• **TEXTO**
Un día para la belleza de la dictadura que instauró y sistematizó el terrorismo de Estado.
“El poder periodístico aportó una conformidad que en muchos casos fue un apoyo activo”.
Por Hugo Vezzetti *
A casi quince años de la restauración democrática, es importante mantener
abiertas las preguntas por lo sucedido durante el ciclo del terrorismo de Estado
en la Argentina. E indagar cómo pudo haber pasado (la pregunta de Hanna
Arendt a la caída del nazismo) es el trabajo correlativo y necesario a ese Nunca
más que encarnó un consenso mayoritario de la sociedad en la condena de la
impunidad estatal y el terrorismo político. En ese sentido, la acción pública de
la memoria excede la denuncia de los crímenes y la demanda de verdad y
justicia en la medida en que, de cara a la sociedad, enfrenta ya no la
culpabilidad de los criminales sino las responsabilidades de la propia sociedad.

• **MATERIAL**

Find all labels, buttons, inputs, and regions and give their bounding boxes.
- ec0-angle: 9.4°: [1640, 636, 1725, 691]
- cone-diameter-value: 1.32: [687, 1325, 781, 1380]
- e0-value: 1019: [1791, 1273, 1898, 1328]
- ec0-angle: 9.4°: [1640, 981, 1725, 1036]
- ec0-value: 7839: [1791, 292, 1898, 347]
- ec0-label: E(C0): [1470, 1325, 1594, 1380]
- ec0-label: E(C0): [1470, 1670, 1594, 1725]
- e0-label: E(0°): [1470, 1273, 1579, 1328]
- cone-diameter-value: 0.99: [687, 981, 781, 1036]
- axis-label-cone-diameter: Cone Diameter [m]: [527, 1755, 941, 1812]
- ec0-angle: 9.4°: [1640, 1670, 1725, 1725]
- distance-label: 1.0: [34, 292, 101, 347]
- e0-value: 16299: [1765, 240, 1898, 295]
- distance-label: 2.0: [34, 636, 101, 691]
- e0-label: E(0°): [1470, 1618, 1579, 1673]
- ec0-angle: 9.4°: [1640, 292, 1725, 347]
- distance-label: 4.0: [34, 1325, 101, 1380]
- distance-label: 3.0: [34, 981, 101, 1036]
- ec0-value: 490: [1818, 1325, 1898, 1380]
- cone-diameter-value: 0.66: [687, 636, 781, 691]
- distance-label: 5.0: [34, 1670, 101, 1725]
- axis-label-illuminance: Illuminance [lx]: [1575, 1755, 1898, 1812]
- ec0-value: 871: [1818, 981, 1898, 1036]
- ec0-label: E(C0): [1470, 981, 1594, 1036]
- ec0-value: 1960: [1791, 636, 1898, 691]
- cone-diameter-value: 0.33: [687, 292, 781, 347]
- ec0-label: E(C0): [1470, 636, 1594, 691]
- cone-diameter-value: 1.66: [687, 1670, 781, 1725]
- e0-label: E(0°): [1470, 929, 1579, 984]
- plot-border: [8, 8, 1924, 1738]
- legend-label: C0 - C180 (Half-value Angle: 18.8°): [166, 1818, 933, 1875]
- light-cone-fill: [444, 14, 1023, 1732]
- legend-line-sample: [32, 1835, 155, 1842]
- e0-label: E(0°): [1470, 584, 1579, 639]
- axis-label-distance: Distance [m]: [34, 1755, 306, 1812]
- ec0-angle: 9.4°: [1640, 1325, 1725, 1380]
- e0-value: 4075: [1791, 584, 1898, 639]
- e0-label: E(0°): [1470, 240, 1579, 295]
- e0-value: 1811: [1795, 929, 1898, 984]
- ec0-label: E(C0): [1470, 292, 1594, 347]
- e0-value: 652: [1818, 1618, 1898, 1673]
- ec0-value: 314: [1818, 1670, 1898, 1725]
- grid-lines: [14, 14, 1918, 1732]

• **CONSIGNA**
Según el texto, ¿a quién se atribuye la pregunta de cómo pudo haber pasado y en qué momento la planteó?

• **RESPUESTA**
A Hanna Arendt, a la caída del nazismo.